- _Objective_
Reproduce the listing below exactly, minus its pictures.

Some records
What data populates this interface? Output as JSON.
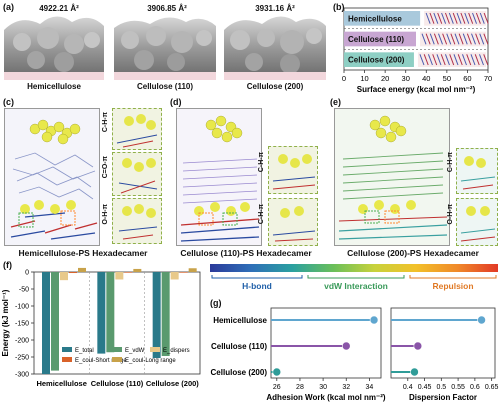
{
  "panel_a": {
    "label": "(a)",
    "areas": [
      "4922.21 Å²",
      "3906.85 Å²",
      "3931.16 Å²"
    ],
    "names": [
      "Hemicellulose",
      "Cellulose (110)",
      "Cellulose (200)"
    ]
  },
  "panel_b": {
    "label": "(b)"
  },
  "panel_c": {
    "label": "(c)",
    "caption": "Hemicellulose-PS Hexadecamer",
    "insets": [
      "C-H-π",
      "C=O-π",
      "O-H-π"
    ]
  },
  "panel_d": {
    "label": "(d)",
    "caption": "Cellulose (110)-PS Hexadecamer",
    "insets": [
      "C-H-π",
      "C-H-π"
    ]
  },
  "panel_e": {
    "label": "(e)",
    "caption": "Cellulose (200)-PS Hexadecamer",
    "insets": [
      "C-H-π",
      "O-H-π"
    ]
  },
  "panel_f": {
    "label": "(f)"
  },
  "panel_g": {
    "label": "(g)"
  },
  "colorbar": {
    "labels": [
      "H-bond",
      "vdW Interaction",
      "Repulsion"
    ]
  },
  "colors": {
    "hemi_bar": "#a9c9dc",
    "c110_bar": "#c8a6d2",
    "c200_bar": "#8ecfc4",
    "etotal": "#2a7a8a",
    "evdw": "#5a9a6e",
    "edispers": "#e8c98a",
    "ecoul_short": "#d9622a",
    "ecoul_long": "#c8a24a",
    "lollipop_hemi": "#5fa6cf",
    "lollipop_110": "#8a55a8",
    "lollipop_200": "#2f9c98"
  },
  "chart_data": [
    {
      "id": "b",
      "type": "bar",
      "orientation": "horizontal",
      "categories": [
        "Hemicellulose",
        "Cellulose (110)",
        "Cellulose (200)"
      ],
      "values": [
        37,
        35,
        34
      ],
      "xlabel": "Surface energy (kcal mol nm⁻²)",
      "xlim": [
        0,
        70
      ],
      "xticks": [
        0,
        10,
        20,
        30,
        40,
        50,
        60,
        70
      ]
    },
    {
      "id": "f",
      "type": "bar",
      "categories": [
        "Hemicellulose",
        "Cellulose (110)",
        "Cellulose (200)"
      ],
      "ylabel": "Energy (kJ mol⁻¹)",
      "ylim": [
        -300,
        0
      ],
      "yticks": [
        0,
        -50,
        -100,
        -150,
        -200,
        -250,
        -300
      ],
      "series": [
        {
          "name": "E_total",
          "values": [
            -300,
            -240,
            -253
          ]
        },
        {
          "name": "E_vdW",
          "values": [
            -290,
            -236,
            -247
          ]
        },
        {
          "name": "E_dispers",
          "values": [
            -24,
            -22,
            -22
          ]
        },
        {
          "name": "E_coul-Short range",
          "values": [
            -3,
            -2,
            -2
          ]
        },
        {
          "name": "E_coul-Long range",
          "values": [
            12,
            9,
            11
          ]
        }
      ]
    },
    {
      "id": "g-left",
      "type": "scatter",
      "style": "lollipop",
      "categories": [
        "Hemicellulose",
        "Cellulose (110)",
        "Cellulose (200)"
      ],
      "values": [
        34.4,
        32.0,
        26.0
      ],
      "xlabel": "Adhesion Work (kcal mol nm⁻²)",
      "xlim": [
        25.5,
        35
      ],
      "xticks": [
        26,
        28,
        30,
        32,
        34
      ]
    },
    {
      "id": "g-right",
      "type": "scatter",
      "style": "lollipop",
      "categories": [
        "Hemicellulose",
        "Cellulose (110)",
        "Cellulose (200)"
      ],
      "values": [
        0.62,
        0.43,
        0.42
      ],
      "xlabel": "Dispersion Factor",
      "xlim": [
        0.35,
        0.66
      ],
      "xticks": [
        0.4,
        0.45,
        0.5,
        0.55,
        0.6,
        0.65
      ]
    }
  ]
}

- _Final result_
What data populates this interface? Output as JSON.
{
  "panel_a": {
    "label": "(a)",
    "areas": [
      "4922.21 Å²",
      "3906.85 Å²",
      "3931.16 Å²"
    ],
    "names": [
      "Hemicellulose",
      "Cellulose (110)",
      "Cellulose (200)"
    ]
  },
  "panel_b": {
    "label": "(b)"
  },
  "panel_c": {
    "label": "(c)",
    "caption": "Hemicellulose-PS Hexadecamer",
    "insets": [
      "C-H-π",
      "C=O-π",
      "O-H-π"
    ]
  },
  "panel_d": {
    "label": "(d)",
    "caption": "Cellulose (110)-PS Hexadecamer",
    "insets": [
      "C-H-π",
      "C-H-π"
    ]
  },
  "panel_e": {
    "label": "(e)",
    "caption": "Cellulose (200)-PS Hexadecamer",
    "insets": [
      "C-H-π",
      "O-H-π"
    ]
  },
  "panel_f": {
    "label": "(f)"
  },
  "panel_g": {
    "label": "(g)"
  },
  "colorbar": {
    "labels": [
      "H-bond",
      "vdW Interaction",
      "Repulsion"
    ]
  },
  "colors": {
    "hemi_bar": "#a9c9dc",
    "c110_bar": "#c8a6d2",
    "c200_bar": "#8ecfc4",
    "etotal": "#2a7a8a",
    "evdw": "#5a9a6e",
    "edispers": "#e8c98a",
    "ecoul_short": "#d9622a",
    "ecoul_long": "#c8a24a",
    "lollipop_hemi": "#5fa6cf",
    "lollipop_110": "#8a55a8",
    "lollipop_200": "#2f9c98"
  },
  "chart_data": [
    {
      "id": "b",
      "type": "bar",
      "orientation": "horizontal",
      "categories": [
        "Hemicellulose",
        "Cellulose (110)",
        "Cellulose (200)"
      ],
      "values": [
        37,
        35,
        34
      ],
      "xlabel": "Surface energy (kcal mol nm⁻²)",
      "xlim": [
        0,
        70
      ],
      "xticks": [
        0,
        10,
        20,
        30,
        40,
        50,
        60,
        70
      ]
    },
    {
      "id": "f",
      "type": "bar",
      "categories": [
        "Hemicellulose",
        "Cellulose (110)",
        "Cellulose (200)"
      ],
      "ylabel": "Energy (kJ mol⁻¹)",
      "ylim": [
        -300,
        0
      ],
      "yticks": [
        0,
        -50,
        -100,
        -150,
        -200,
        -250,
        -300
      ],
      "series": [
        {
          "name": "E_total",
          "values": [
            -300,
            -240,
            -253
          ]
        },
        {
          "name": "E_vdW",
          "values": [
            -290,
            -236,
            -247
          ]
        },
        {
          "name": "E_dispers",
          "values": [
            -24,
            -22,
            -22
          ]
        },
        {
          "name": "E_coul-Short range",
          "values": [
            -3,
            -2,
            -2
          ]
        },
        {
          "name": "E_coul-Long range",
          "values": [
            12,
            9,
            11
          ]
        }
      ]
    },
    {
      "id": "g-left",
      "type": "scatter",
      "style": "lollipop",
      "categories": [
        "Hemicellulose",
        "Cellulose (110)",
        "Cellulose (200)"
      ],
      "values": [
        34.4,
        32.0,
        26.0
      ],
      "xlabel": "Adhesion Work (kcal mol nm⁻²)",
      "xlim": [
        25.5,
        35
      ],
      "xticks": [
        26,
        28,
        30,
        32,
        34
      ]
    },
    {
      "id": "g-right",
      "type": "scatter",
      "style": "lollipop",
      "categories": [
        "Hemicellulose",
        "Cellulose (110)",
        "Cellulose (200)"
      ],
      "values": [
        0.62,
        0.43,
        0.42
      ],
      "xlabel": "Dispersion Factor",
      "xlim": [
        0.35,
        0.66
      ],
      "xticks": [
        0.4,
        0.45,
        0.5,
        0.55,
        0.6,
        0.65
      ]
    }
  ]
}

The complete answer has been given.